Please transcribe the data below in full. Omit any picture you find in it.

» **DATA SUPPLIED**:
··········
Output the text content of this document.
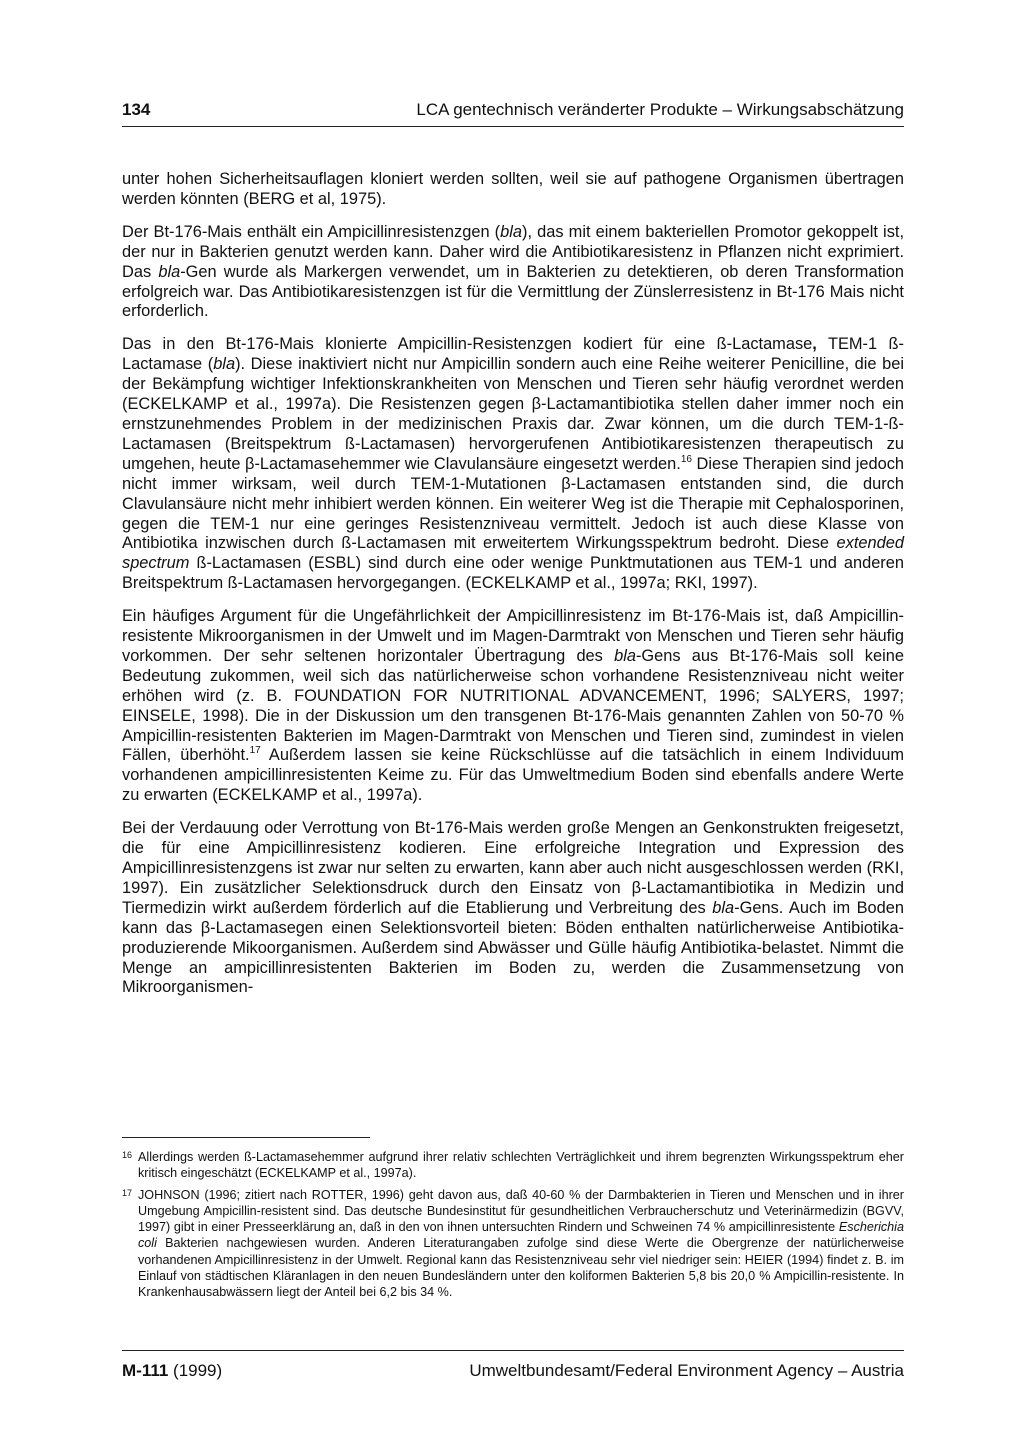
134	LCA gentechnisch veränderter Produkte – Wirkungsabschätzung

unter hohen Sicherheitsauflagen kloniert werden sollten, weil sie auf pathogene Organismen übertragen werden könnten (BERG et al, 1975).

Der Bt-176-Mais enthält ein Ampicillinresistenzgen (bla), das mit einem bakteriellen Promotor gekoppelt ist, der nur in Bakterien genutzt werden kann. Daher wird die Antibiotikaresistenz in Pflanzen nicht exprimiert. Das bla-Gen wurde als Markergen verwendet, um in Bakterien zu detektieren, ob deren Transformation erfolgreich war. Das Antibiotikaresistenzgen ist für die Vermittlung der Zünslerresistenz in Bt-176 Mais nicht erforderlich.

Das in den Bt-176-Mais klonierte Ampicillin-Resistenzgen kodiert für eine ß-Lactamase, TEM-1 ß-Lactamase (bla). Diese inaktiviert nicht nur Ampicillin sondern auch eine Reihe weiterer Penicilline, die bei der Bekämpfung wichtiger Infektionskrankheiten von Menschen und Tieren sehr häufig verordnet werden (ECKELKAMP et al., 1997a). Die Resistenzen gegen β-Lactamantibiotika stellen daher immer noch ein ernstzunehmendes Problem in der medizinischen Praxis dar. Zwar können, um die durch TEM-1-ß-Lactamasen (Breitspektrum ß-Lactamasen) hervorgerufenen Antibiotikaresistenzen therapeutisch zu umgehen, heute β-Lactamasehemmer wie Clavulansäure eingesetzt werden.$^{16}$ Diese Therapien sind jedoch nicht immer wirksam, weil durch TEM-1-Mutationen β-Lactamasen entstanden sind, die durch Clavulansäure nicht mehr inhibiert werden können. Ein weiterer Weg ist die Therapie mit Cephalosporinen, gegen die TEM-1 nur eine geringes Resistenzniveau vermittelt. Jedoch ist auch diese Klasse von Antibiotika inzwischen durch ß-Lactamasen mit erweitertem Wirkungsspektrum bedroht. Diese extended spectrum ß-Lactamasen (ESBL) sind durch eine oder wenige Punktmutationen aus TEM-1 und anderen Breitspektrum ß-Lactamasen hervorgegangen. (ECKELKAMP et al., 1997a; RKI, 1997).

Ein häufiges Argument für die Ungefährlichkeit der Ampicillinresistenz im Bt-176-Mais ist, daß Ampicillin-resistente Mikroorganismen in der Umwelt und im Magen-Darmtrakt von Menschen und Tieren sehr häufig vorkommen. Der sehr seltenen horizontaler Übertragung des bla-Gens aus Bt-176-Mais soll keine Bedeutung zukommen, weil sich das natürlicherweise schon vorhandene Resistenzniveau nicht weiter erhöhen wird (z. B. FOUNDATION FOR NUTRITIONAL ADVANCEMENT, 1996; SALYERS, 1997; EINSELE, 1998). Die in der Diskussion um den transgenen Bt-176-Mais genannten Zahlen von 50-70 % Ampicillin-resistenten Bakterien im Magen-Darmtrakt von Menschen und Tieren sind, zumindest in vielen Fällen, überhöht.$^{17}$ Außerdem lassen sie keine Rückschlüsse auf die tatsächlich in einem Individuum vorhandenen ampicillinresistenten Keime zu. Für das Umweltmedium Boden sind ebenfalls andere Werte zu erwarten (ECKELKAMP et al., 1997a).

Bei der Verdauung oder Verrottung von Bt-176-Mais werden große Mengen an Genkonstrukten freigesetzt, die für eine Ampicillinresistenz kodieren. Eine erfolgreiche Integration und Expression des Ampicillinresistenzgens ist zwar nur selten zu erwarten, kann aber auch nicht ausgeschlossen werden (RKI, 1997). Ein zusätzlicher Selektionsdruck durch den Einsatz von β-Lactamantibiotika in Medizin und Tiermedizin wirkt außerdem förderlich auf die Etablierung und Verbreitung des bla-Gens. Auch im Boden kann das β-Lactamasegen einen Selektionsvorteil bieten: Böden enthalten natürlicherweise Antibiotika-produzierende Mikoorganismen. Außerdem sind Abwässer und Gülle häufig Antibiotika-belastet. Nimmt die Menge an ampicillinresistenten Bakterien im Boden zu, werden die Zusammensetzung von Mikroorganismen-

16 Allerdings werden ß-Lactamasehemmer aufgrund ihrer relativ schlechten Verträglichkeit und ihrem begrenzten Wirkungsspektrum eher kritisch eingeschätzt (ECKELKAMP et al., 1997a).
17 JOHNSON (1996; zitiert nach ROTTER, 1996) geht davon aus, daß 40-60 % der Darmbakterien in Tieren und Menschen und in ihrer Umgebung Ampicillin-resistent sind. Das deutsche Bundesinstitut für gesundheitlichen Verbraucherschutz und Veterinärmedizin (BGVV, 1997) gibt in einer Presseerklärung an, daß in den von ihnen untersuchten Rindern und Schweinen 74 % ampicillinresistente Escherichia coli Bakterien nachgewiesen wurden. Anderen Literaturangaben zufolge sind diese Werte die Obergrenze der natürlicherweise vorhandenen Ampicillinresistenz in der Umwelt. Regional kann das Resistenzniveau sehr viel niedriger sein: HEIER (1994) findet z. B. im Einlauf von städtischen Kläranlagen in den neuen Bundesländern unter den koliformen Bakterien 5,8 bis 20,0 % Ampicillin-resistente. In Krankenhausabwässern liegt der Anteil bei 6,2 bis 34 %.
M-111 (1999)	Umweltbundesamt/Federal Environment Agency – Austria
··········
» **SOLUTION**:
Output the text content of this document.
134	LCA gentechnisch veränderter Produkte – Wirkungsabschätzung

unter hohen Sicherheitsauflagen kloniert werden sollten, weil sie auf pathogene Organismen übertragen werden könnten (BERG et al, 1975).

Der Bt-176-Mais enthält ein Ampicillinresistenzgen (bla), das mit einem bakteriellen Promotor gekoppelt ist, der nur in Bakterien genutzt werden kann. Daher wird die Antibiotikaresistenz in Pflanzen nicht exprimiert. Das bla-Gen wurde als Markergen verwendet, um in Bakterien zu detektieren, ob deren Transformation erfolgreich war. Das Antibiotikaresistenzgen ist für die Vermittlung der Zünslerresistenz in Bt-176 Mais nicht erforderlich.

Das in den Bt-176-Mais klonierte Ampicillin-Resistenzgen kodiert für eine ß-Lactamase, TEM-1 ß-Lactamase (bla). Diese inaktiviert nicht nur Ampicillin sondern auch eine Reihe weiterer Penicilline, die bei der Bekämpfung wichtiger Infektionskrankheiten von Menschen und Tieren sehr häufig verordnet werden (ECKELKAMP et al., 1997a). Die Resistenzen gegen β-Lactamantibiotika stellen daher immer noch ein ernstzunehmendes Problem in der medizinischen Praxis dar. Zwar können, um die durch TEM-1-ß-Lactamasen (Breitspektrum ß-Lactamasen) hervorgerufenen Antibiotikaresistenzen therapeutisch zu umgehen, heute β-Lactamasehemmer wie Clavulansäure eingesetzt werden.$^{16}$ Diese Therapien sind jedoch nicht immer wirksam, weil durch TEM-1-Mutationen β-Lactamasen entstanden sind, die durch Clavulansäure nicht mehr inhibiert werden können. Ein weiterer Weg ist die Therapie mit Cephalosporinen, gegen die TEM-1 nur eine geringes Resistenzniveau vermittelt. Jedoch ist auch diese Klasse von Antibiotika inzwischen durch ß-Lactamasen mit erweitertem Wirkungsspektrum bedroht. Diese extended spectrum ß-Lactamasen (ESBL) sind durch eine oder wenige Punktmutationen aus TEM-1 und anderen Breitspektrum ß-Lactamasen hervorgegangen. (ECKELKAMP et al., 1997a; RKI, 1997).

Ein häufiges Argument für die Ungefährlichkeit der Ampicillinresistenz im Bt-176-Mais ist, daß Ampicillin-resistente Mikroorganismen in der Umwelt und im Magen-Darmtrakt von Menschen und Tieren sehr häufig vorkommen. Der sehr seltenen horizontaler Übertragung des bla-Gens aus Bt-176-Mais soll keine Bedeutung zukommen, weil sich das natürlicherweise schon vorhandene Resistenzniveau nicht weiter erhöhen wird (z. B. FOUNDATION FOR NUTRITIONAL ADVANCEMENT, 1996; SALYERS, 1997; EINSELE, 1998). Die in der Diskussion um den transgenen Bt-176-Mais genannten Zahlen von 50-70 % Ampicillin-resistenten Bakterien im Magen-Darmtrakt von Menschen und Tieren sind, zumindest in vielen Fällen, überhöht.$^{17}$ Außerdem lassen sie keine Rückschlüsse auf die tatsächlich in einem Individuum vorhandenen ampicillinresistenten Keime zu. Für das Umweltmedium Boden sind ebenfalls andere Werte zu erwarten (ECKELKAMP et al., 1997a).

Bei der Verdauung oder Verrottung von Bt-176-Mais werden große Mengen an Genkonstrukten freigesetzt, die für eine Ampicillinresistenz kodieren. Eine erfolgreiche Integration und Expression des Ampicillinresistenzgens ist zwar nur selten zu erwarten, kann aber auch nicht ausgeschlossen werden (RKI, 1997). Ein zusätzlicher Selektionsdruck durch den Einsatz von β-Lactamantibiotika in Medizin und Tiermedizin wirkt außerdem förderlich auf die Etablierung und Verbreitung des bla-Gens. Auch im Boden kann das β-Lactamasegen einen Selektionsvorteil bieten: Böden enthalten natürlicherweise Antibiotika-produzierende Mikoorganismen. Außerdem sind Abwässer und Gülle häufig Antibiotika-belastet. Nimmt die Menge an ampicillinresistenten Bakterien im Boden zu, werden die Zusammensetzung von Mikroorganismen-

16 Allerdings werden ß-Lactamasehemmer aufgrund ihrer relativ schlechten Verträglichkeit und ihrem begrenzten Wirkungsspektrum eher kritisch eingeschätzt (ECKELKAMP et al., 1997a).
17 JOHNSON (1996; zitiert nach ROTTER, 1996) geht davon aus, daß 40-60 % der Darmbakterien in Tieren und Menschen und in ihrer Umgebung Ampicillin-resistent sind. Das deutsche Bundesinstitut für gesundheitlichen Verbraucherschutz und Veterinärmedizin (BGVV, 1997) gibt in einer Presseerklärung an, daß in den von ihnen untersuchten Rindern und Schweinen 74 % ampicillinresistente Escherichia coli Bakterien nachgewiesen wurden. Anderen Literaturangaben zufolge sind diese Werte die Obergrenze der natürlicherweise vorhandenen Ampicillinresistenz in der Umwelt. Regional kann das Resistenzniveau sehr viel niedriger sein: HEIER (1994) findet z. B. im Einlauf von städtischen Kläranlagen in den neuen Bundesländern unter den koliformen Bakterien 5,8 bis 20,0 % Ampicillin-resistente. In Krankenhausabwässern liegt der Anteil bei 6,2 bis 34 %.
M-111 (1999)	Umweltbundesamt/Federal Environment Agency – Austria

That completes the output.